___ Provided material ___

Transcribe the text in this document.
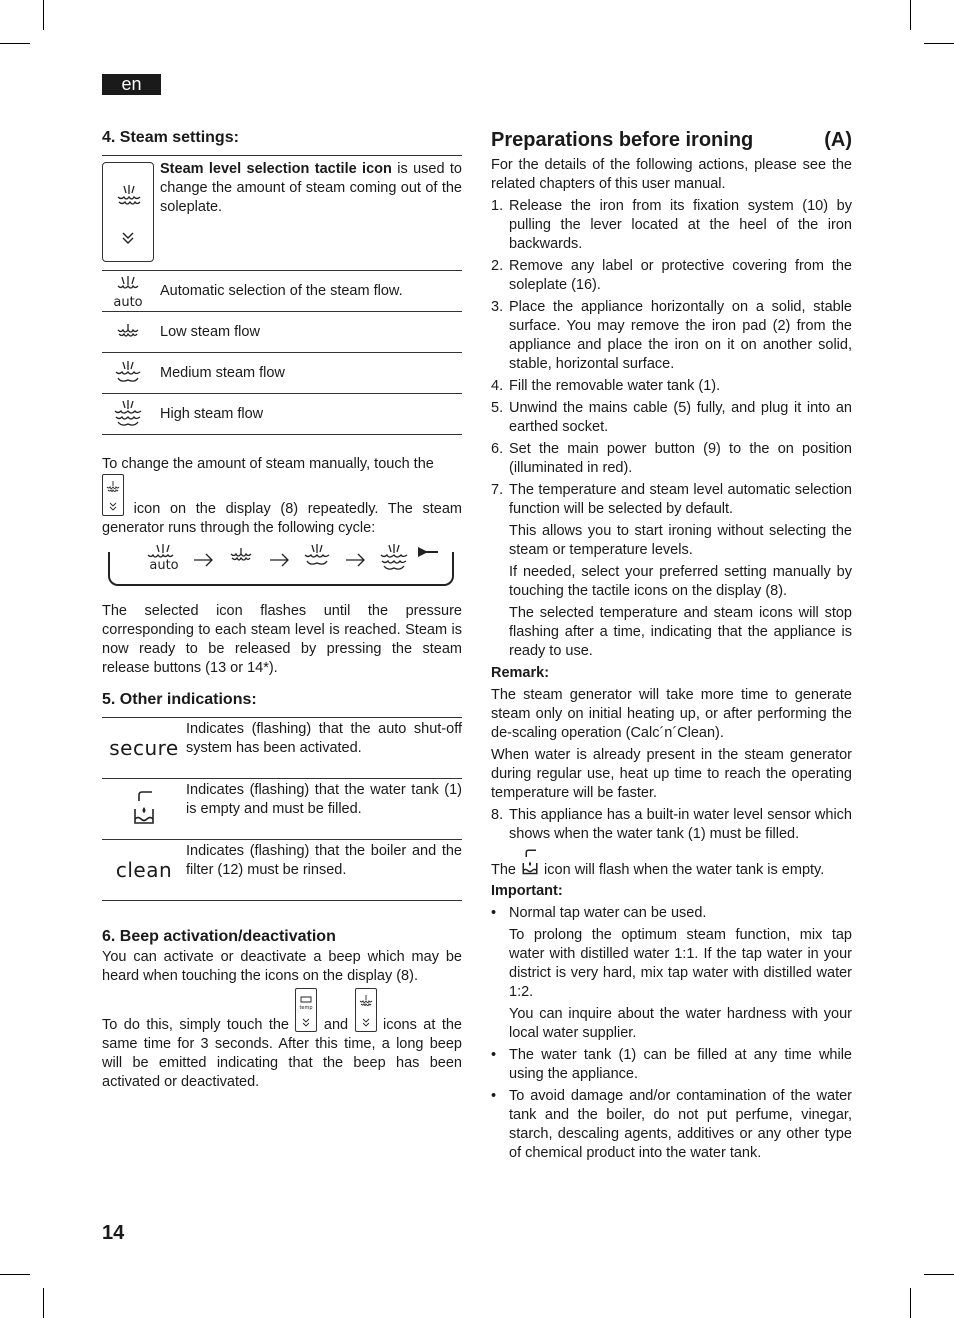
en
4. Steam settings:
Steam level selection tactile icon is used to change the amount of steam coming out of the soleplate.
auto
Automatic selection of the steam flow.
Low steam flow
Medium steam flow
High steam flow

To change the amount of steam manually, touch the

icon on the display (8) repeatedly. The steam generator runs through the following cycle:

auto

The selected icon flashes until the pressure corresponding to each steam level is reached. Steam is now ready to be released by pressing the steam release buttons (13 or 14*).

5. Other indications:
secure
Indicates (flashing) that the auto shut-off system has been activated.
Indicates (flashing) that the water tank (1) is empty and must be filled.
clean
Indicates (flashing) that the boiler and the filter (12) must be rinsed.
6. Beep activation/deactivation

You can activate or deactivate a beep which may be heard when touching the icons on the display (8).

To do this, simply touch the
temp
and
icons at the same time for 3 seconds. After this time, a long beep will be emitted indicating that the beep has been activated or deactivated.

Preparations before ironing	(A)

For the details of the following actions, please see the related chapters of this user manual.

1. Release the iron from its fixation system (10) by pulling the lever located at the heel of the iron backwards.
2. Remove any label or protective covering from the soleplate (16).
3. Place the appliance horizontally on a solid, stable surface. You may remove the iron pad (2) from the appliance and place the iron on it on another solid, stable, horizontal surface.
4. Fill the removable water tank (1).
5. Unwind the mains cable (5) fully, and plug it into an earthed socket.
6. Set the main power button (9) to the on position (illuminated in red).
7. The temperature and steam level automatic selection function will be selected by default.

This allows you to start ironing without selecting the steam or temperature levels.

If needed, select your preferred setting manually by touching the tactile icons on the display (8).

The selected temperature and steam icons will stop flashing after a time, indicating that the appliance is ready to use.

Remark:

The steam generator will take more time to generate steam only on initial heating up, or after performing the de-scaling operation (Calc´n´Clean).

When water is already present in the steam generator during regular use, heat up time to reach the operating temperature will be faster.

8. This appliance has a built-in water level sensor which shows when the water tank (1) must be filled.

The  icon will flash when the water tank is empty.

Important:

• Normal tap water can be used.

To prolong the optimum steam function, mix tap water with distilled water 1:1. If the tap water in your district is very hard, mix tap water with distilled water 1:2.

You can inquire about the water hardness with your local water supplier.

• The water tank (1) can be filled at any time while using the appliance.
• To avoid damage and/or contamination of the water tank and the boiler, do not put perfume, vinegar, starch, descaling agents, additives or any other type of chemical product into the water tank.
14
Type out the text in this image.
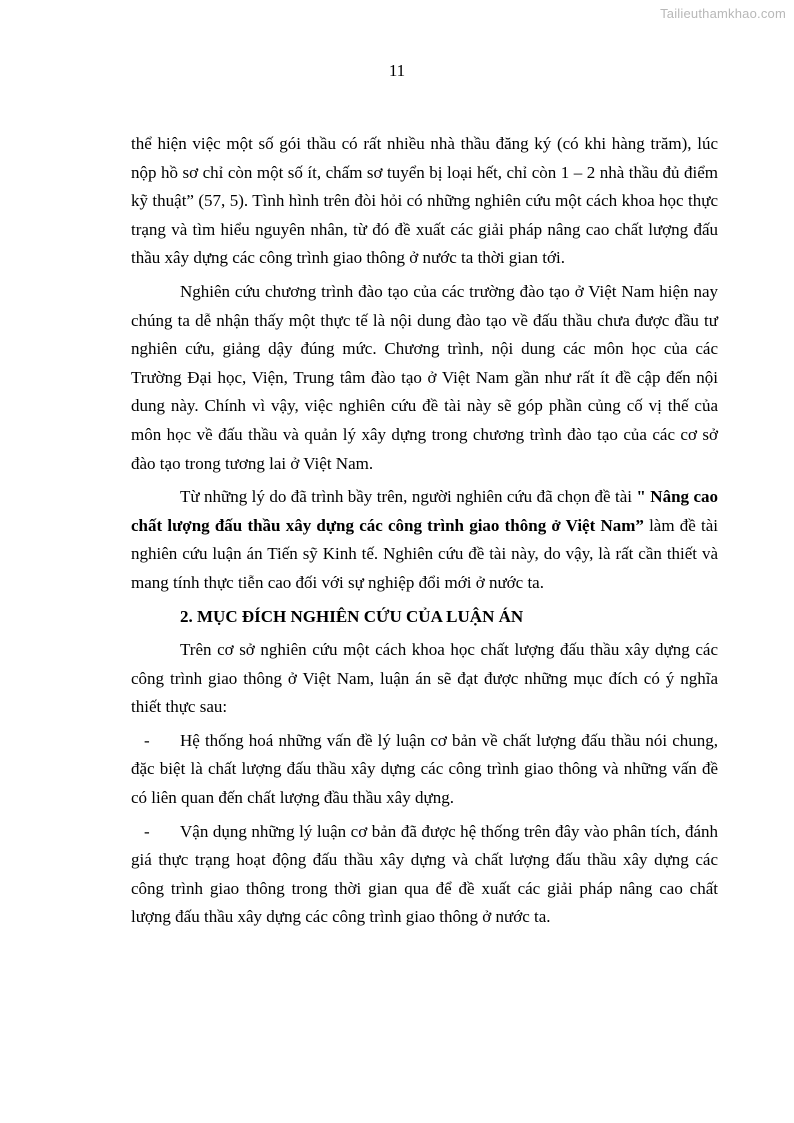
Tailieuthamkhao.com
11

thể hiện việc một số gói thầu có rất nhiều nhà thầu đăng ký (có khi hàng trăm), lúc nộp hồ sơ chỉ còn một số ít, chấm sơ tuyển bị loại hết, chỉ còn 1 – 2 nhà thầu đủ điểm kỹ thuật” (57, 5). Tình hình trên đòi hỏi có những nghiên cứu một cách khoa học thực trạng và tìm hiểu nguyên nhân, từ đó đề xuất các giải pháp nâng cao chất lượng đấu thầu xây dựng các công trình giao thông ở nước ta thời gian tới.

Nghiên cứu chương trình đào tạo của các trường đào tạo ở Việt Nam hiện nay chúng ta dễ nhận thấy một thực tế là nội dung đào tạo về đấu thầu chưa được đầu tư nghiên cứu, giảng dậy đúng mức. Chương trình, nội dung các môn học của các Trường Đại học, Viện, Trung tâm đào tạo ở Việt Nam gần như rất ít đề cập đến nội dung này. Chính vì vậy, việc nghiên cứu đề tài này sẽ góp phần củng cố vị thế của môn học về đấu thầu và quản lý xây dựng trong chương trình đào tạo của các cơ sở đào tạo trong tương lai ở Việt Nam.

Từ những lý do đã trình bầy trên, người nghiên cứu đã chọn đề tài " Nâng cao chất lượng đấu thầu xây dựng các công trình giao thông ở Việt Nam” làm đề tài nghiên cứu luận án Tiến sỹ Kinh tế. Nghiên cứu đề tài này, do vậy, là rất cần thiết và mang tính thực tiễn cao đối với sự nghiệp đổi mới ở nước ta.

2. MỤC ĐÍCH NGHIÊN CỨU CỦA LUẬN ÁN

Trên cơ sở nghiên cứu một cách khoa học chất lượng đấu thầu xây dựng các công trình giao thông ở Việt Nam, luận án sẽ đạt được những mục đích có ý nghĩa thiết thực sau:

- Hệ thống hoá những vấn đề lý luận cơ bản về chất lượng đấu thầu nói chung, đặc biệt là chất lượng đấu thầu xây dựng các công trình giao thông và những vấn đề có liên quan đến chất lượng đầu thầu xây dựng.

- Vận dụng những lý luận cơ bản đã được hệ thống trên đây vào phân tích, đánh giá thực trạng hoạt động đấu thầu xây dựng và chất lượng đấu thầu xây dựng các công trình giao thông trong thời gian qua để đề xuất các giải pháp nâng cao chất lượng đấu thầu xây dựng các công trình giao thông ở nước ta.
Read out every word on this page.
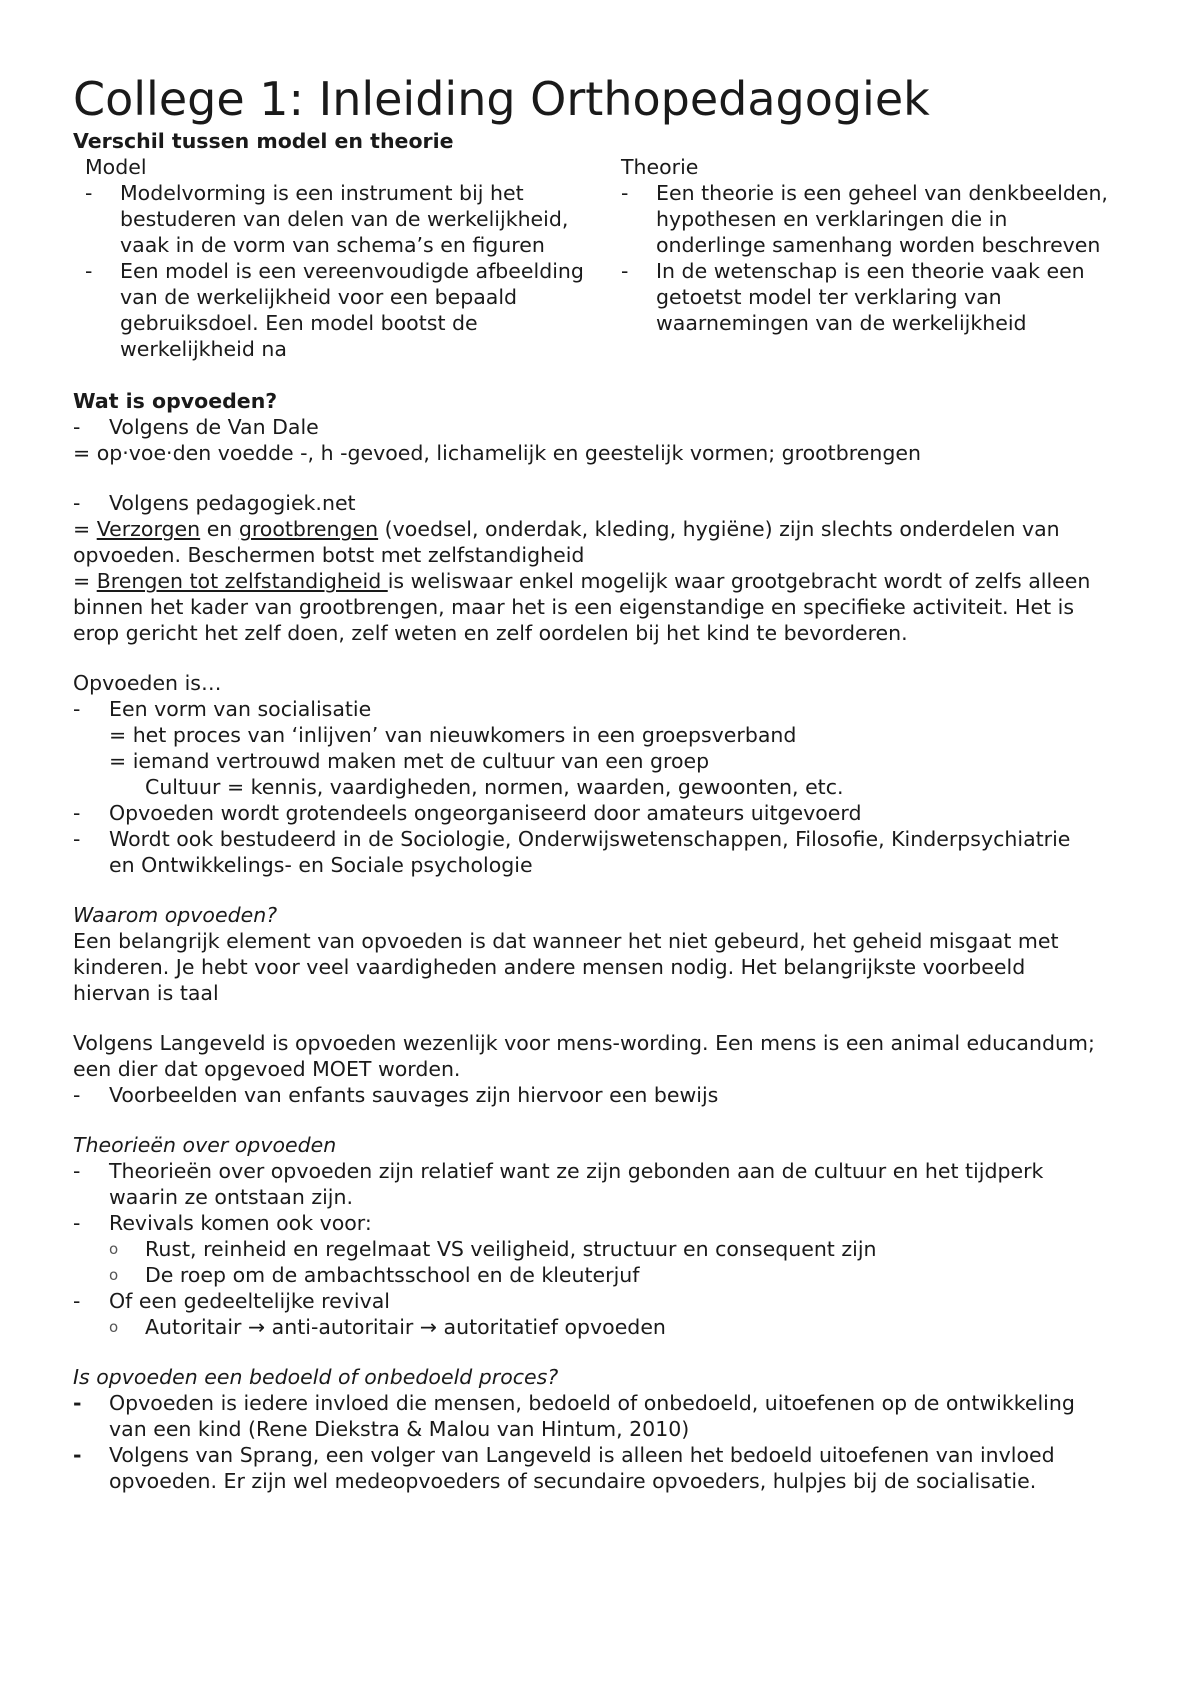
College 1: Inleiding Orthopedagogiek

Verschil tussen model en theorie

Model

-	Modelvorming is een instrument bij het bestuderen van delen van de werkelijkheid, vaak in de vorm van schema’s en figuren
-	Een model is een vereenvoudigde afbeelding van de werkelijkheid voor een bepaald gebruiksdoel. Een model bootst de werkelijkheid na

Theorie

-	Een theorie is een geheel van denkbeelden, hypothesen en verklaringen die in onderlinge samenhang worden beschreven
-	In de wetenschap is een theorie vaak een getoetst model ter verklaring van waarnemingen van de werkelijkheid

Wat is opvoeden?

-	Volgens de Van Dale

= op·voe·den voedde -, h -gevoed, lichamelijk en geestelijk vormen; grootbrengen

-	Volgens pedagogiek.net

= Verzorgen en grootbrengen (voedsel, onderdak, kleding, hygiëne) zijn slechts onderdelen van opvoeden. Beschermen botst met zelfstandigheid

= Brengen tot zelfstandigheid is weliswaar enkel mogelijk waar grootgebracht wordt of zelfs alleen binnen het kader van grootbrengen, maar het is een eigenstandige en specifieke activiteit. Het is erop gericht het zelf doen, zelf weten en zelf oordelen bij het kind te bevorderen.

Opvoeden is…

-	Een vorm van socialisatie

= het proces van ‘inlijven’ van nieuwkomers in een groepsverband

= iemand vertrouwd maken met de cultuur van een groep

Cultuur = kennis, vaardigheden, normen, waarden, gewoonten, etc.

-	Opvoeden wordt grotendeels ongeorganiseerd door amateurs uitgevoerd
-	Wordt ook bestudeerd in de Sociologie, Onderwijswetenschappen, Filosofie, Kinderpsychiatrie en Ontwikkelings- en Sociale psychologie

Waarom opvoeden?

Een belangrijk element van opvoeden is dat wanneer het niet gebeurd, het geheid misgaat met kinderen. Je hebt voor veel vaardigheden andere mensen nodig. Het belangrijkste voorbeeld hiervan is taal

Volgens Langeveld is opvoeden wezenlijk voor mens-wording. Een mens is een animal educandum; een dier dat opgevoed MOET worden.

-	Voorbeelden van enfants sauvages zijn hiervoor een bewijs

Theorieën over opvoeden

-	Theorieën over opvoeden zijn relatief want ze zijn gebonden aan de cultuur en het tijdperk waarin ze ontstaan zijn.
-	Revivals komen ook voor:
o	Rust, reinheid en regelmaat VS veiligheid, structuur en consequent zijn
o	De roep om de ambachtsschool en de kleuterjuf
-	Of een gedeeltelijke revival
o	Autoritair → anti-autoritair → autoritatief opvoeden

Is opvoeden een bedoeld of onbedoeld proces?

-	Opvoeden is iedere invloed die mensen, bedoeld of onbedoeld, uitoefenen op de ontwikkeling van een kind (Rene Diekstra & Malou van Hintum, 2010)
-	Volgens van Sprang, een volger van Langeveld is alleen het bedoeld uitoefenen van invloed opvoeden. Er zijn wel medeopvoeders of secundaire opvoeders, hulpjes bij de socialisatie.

___

* **Given request**
Excluding the pictures, reproduce every entry exactly as given.

* **Task answer**
Transcribe the text in this document.
en
4. Steam settings:
Steam level selection tactile icon is used to change the amount of steam coming out of the soleplate.
auto
Automatic selection of the steam flow.
Low steam flow
Medium steam flow
High steam flow

To change the amount of steam manually, touch the

icon on the display (8) repeatedly. The steam generator runs through the following cycle:

auto

The selected icon flashes until the pressure corresponding to each steam level is reached. Steam is now ready to be released by pressing the steam release buttons (13 or 14*).

5. Other indications:
secure
Indicates (flashing) that the auto shut-off system has been activated.
Indicates (flashing) that the water tank (1) is empty and must be filled.
clean
Indicates (flashing) that the boiler and the filter (12) must be rinsed.
6. Beep activation/deactivation

You can activate or deactivate a beep which may be heard when touching the icons on the display (8).

To do this, simply touch the
temp
and
icons at the same time for 3 seconds. After this time, a long beep will be emitted indicating that the beep has been activated or deactivated.

Preparations before ironing	(A)

For the details of the following actions, please see the related chapters of this user manual.

1. Release the iron from its fixation system (10) by pulling the lever located at the heel of the iron backwards.
2. Remove any label or protective covering from the soleplate (16).
3. Place the appliance horizontally on a solid, stable surface. You may remove the iron pad (2) from the appliance and place the iron on it on another solid, stable, horizontal surface.
4. Fill the removable water tank (1).
5. Unwind the mains cable (5) fully, and plug it into an earthed socket.
6. Set the main power button (9) to the on position (illuminated in red).
7. The temperature and steam level automatic selection function will be selected by default.

This allows you to start ironing without selecting the steam or temperature levels.

If needed, select your preferred setting manually by touching the tactile icons on the display (8).

The selected temperature and steam icons will stop flashing after a time, indicating that the appliance is ready to use.

Remark:

The steam generator will take more time to generate steam only on initial heating up, or after performing the de-scaling operation (Calc´n´Clean).

When water is already present in the steam generator during regular use, heat up time to reach the operating temperature will be faster.

8. This appliance has a built-in water level sensor which shows when the water tank (1) must be filled.

The  icon will flash when the water tank is empty.

Important:

• Normal tap water can be used.

To prolong the optimum steam function, mix tap water with distilled water 1:1. If the tap water in your district is very hard, mix tap water with distilled water 1:2.

You can inquire about the water hardness with your local water supplier.

• The water tank (1) can be filled at any time while using the appliance.
• To avoid damage and/or contamination of the water tank and the boiler, do not put perfume, vinegar, starch, descaling agents, additives or any other type of chemical product into the water tank.
14
Type out the text in this image.
Tailieuthamkhao.com
11

thể hiện việc một số gói thầu có rất nhiều nhà thầu đăng ký (có khi hàng trăm), lúc nộp hồ sơ chỉ còn một số ít, chấm sơ tuyển bị loại hết, chỉ còn 1 – 2 nhà thầu đủ điểm kỹ thuật” (57, 5). Tình hình trên đòi hỏi có những nghiên cứu một cách khoa học thực trạng và tìm hiểu nguyên nhân, từ đó đề xuất các giải pháp nâng cao chất lượng đấu thầu xây dựng các công trình giao thông ở nước ta thời gian tới.

Nghiên cứu chương trình đào tạo của các trường đào tạo ở Việt Nam hiện nay chúng ta dễ nhận thấy một thực tế là nội dung đào tạo về đấu thầu chưa được đầu tư nghiên cứu, giảng dậy đúng mức. Chương trình, nội dung các môn học của các Trường Đại học, Viện, Trung tâm đào tạo ở Việt Nam gần như rất ít đề cập đến nội dung này. Chính vì vậy, việc nghiên cứu đề tài này sẽ góp phần củng cố vị thế của môn học về đấu thầu và quản lý xây dựng trong chương trình đào tạo của các cơ sở đào tạo trong tương lai ở Việt Nam.

Từ những lý do đã trình bầy trên, người nghiên cứu đã chọn đề tài " Nâng cao chất lượng đấu thầu xây dựng các công trình giao thông ở Việt Nam” làm đề tài nghiên cứu luận án Tiến sỹ Kinh tế. Nghiên cứu đề tài này, do vậy, là rất cần thiết và mang tính thực tiễn cao đối với sự nghiệp đổi mới ở nước ta.

2. MỤC ĐÍCH NGHIÊN CỨU CỦA LUẬN ÁN

Trên cơ sở nghiên cứu một cách khoa học chất lượng đấu thầu xây dựng các công trình giao thông ở Việt Nam, luận án sẽ đạt được những mục đích có ý nghĩa thiết thực sau:

- Hệ thống hoá những vấn đề lý luận cơ bản về chất lượng đấu thầu nói chung, đặc biệt là chất lượng đấu thầu xây dựng các công trình giao thông và những vấn đề có liên quan đến chất lượng đầu thầu xây dựng.

- Vận dụng những lý luận cơ bản đã được hệ thống trên đây vào phân tích, đánh giá thực trạng hoạt động đấu thầu xây dựng và chất lượng đấu thầu xây dựng các công trình giao thông trong thời gian qua để đề xuất các giải pháp nâng cao chất lượng đấu thầu xây dựng các công trình giao thông ở nước ta.
Read out every word on this page.
College 1: Inleiding Orthopedagogiek

Verschil tussen model en theorie

Model

-	Modelvorming is een instrument bij het bestuderen van delen van de werkelijkheid, vaak in de vorm van schema’s en figuren
-	Een model is een vereenvoudigde afbeelding van de werkelijkheid voor een bepaald gebruiksdoel. Een model bootst de werkelijkheid na

Theorie

-	Een theorie is een geheel van denkbeelden, hypothesen en verklaringen die in onderlinge samenhang worden beschreven
-	In de wetenschap is een theorie vaak een getoetst model ter verklaring van waarnemingen van de werkelijkheid

Wat is opvoeden?

-	Volgens de Van Dale

= op·voe·den voedde -, h -gevoed, lichamelijk en geestelijk vormen; grootbrengen

-	Volgens pedagogiek.net

= Verzorgen en grootbrengen (voedsel, onderdak, kleding, hygiëne) zijn slechts onderdelen van opvoeden. Beschermen botst met zelfstandigheid

= Brengen tot zelfstandigheid is weliswaar enkel mogelijk waar grootgebracht wordt of zelfs alleen binnen het kader van grootbrengen, maar het is een eigenstandige en specifieke activiteit. Het is erop gericht het zelf doen, zelf weten en zelf oordelen bij het kind te bevorderen.

Opvoeden is…

-	Een vorm van socialisatie

= het proces van ‘inlijven’ van nieuwkomers in een groepsverband

= iemand vertrouwd maken met de cultuur van een groep

Cultuur = kennis, vaardigheden, normen, waarden, gewoonten, etc.

-	Opvoeden wordt grotendeels ongeorganiseerd door amateurs uitgevoerd
-	Wordt ook bestudeerd in de Sociologie, Onderwijswetenschappen, Filosofie, Kinderpsychiatrie en Ontwikkelings- en Sociale psychologie

Waarom opvoeden?

Een belangrijk element van opvoeden is dat wanneer het niet gebeurd, het geheid misgaat met kinderen. Je hebt voor veel vaardigheden andere mensen nodig. Het belangrijkste voorbeeld hiervan is taal

Volgens Langeveld is opvoeden wezenlijk voor mens-wording. Een mens is een animal educandum; een dier dat opgevoed MOET worden.

-	Voorbeelden van enfants sauvages zijn hiervoor een bewijs

Theorieën over opvoeden

-	Theorieën over opvoeden zijn relatief want ze zijn gebonden aan de cultuur en het tijdperk waarin ze ontstaan zijn.
-	Revivals komen ook voor:
o	Rust, reinheid en regelmaat VS veiligheid, structuur en consequent zijn
o	De roep om de ambachtsschool en de kleuterjuf
-	Of een gedeeltelijke revival
o	Autoritair → anti-autoritair → autoritatief opvoeden

Is opvoeden een bedoeld of onbedoeld proces?

-	Opvoeden is iedere invloed die mensen, bedoeld of onbedoeld, uitoefenen op de ontwikkeling van een kind (Rene Diekstra & Malou van Hintum, 2010)
-	Volgens van Sprang, een volger van Langeveld is alleen het bedoeld uitoefenen van invloed opvoeden. Er zijn wel medeopvoeders of secundaire opvoeders, hulpjes bij de socialisatie.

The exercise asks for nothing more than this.